Repeat all the records exactly, omitting pictures.

(Dataset records)
+ + + +
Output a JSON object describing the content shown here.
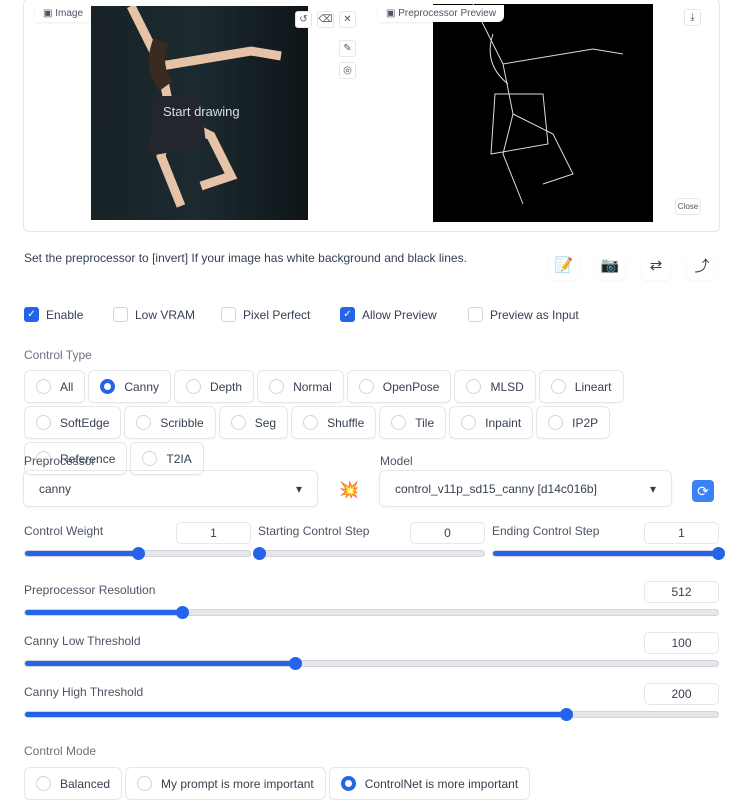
{
  "image_panel": {
    "label": "Image",
    "overlay_text": "Start drawing",
    "tools": [
      "undo-icon",
      "eraser-icon",
      "close-icon",
      "brush-icon",
      "palette-icon"
    ]
  },
  "preview_panel": {
    "label": "Preprocessor Preview",
    "close_label": "Close"
  },
  "hint": "Set the preprocessor to [invert] If your image has white background and black lines.",
  "toolbar": [
    "📝",
    "📷",
    "⇄",
    "⤴"
  ],
  "checkboxes": [
    {
      "label": "Enable",
      "checked": true
    },
    {
      "label": "Low VRAM",
      "checked": false
    },
    {
      "label": "Pixel Perfect",
      "checked": false
    },
    {
      "label": "Allow Preview",
      "checked": true
    },
    {
      "label": "Preview as Input",
      "checked": false
    }
  ],
  "control_type": {
    "label": "Control Type",
    "selected": "Canny",
    "options": [
      "All",
      "Canny",
      "Depth",
      "Normal",
      "OpenPose",
      "MLSD",
      "Lineart",
      "SoftEdge",
      "Scribble",
      "Seg",
      "Shuffle",
      "Tile",
      "Inpaint",
      "IP2P",
      "Reference",
      "T2IA"
    ]
  },
  "preprocessor": {
    "label": "Preprocessor",
    "value": "canny"
  },
  "model": {
    "label": "Model",
    "value": "control_v11p_sd15_canny [d14c016b]"
  },
  "sliders": {
    "weight": {
      "label": "Control Weight",
      "value": "1",
      "fraction": 0.5
    },
    "start": {
      "label": "Starting Control Step",
      "value": "0",
      "fraction": 0
    },
    "end": {
      "label": "Ending Control Step",
      "value": "1",
      "fraction": 1
    },
    "resolution": {
      "label": "Preprocessor Resolution",
      "value": "512",
      "fraction": 0.226
    },
    "low": {
      "label": "Canny Low Threshold",
      "value": "100",
      "fraction": 0.39
    },
    "high": {
      "label": "Canny High Threshold",
      "value": "200",
      "fraction": 0.78
    }
  },
  "control_mode": {
    "label": "Control Mode",
    "options": [
      "Balanced",
      "My prompt is more important",
      "ControlNet is more important"
    ],
    "selected": "ControlNet is more important"
  },
  "accent": "#2563eb"
}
+ + + +
Reply.
Output a JSON object describing the content shown here.
{
  "image_panel": {
    "label": "Image",
    "overlay_text": "Start drawing",
    "tools": [
      "undo-icon",
      "eraser-icon",
      "close-icon",
      "brush-icon",
      "palette-icon"
    ]
  },
  "preview_panel": {
    "label": "Preprocessor Preview",
    "close_label": "Close"
  },
  "hint": "Set the preprocessor to [invert] If your image has white background and black lines.",
  "toolbar": [
    "📝",
    "📷",
    "⇄",
    "⤴"
  ],
  "checkboxes": [
    {
      "label": "Enable",
      "checked": true
    },
    {
      "label": "Low VRAM",
      "checked": false
    },
    {
      "label": "Pixel Perfect",
      "checked": false
    },
    {
      "label": "Allow Preview",
      "checked": true
    },
    {
      "label": "Preview as Input",
      "checked": false
    }
  ],
  "control_type": {
    "label": "Control Type",
    "selected": "Canny",
    "options": [
      "All",
      "Canny",
      "Depth",
      "Normal",
      "OpenPose",
      "MLSD",
      "Lineart",
      "SoftEdge",
      "Scribble",
      "Seg",
      "Shuffle",
      "Tile",
      "Inpaint",
      "IP2P",
      "Reference",
      "T2IA"
    ]
  },
  "preprocessor": {
    "label": "Preprocessor",
    "value": "canny"
  },
  "model": {
    "label": "Model",
    "value": "control_v11p_sd15_canny [d14c016b]"
  },
  "sliders": {
    "weight": {
      "label": "Control Weight",
      "value": "1",
      "fraction": 0.5
    },
    "start": {
      "label": "Starting Control Step",
      "value": "0",
      "fraction": 0
    },
    "end": {
      "label": "Ending Control Step",
      "value": "1",
      "fraction": 1
    },
    "resolution": {
      "label": "Preprocessor Resolution",
      "value": "512",
      "fraction": 0.226
    },
    "low": {
      "label": "Canny Low Threshold",
      "value": "100",
      "fraction": 0.39
    },
    "high": {
      "label": "Canny High Threshold",
      "value": "200",
      "fraction": 0.78
    }
  },
  "control_mode": {
    "label": "Control Mode",
    "options": [
      "Balanced",
      "My prompt is more important",
      "ControlNet is more important"
    ],
    "selected": "ControlNet is more important"
  },
  "accent": "#2563eb"
}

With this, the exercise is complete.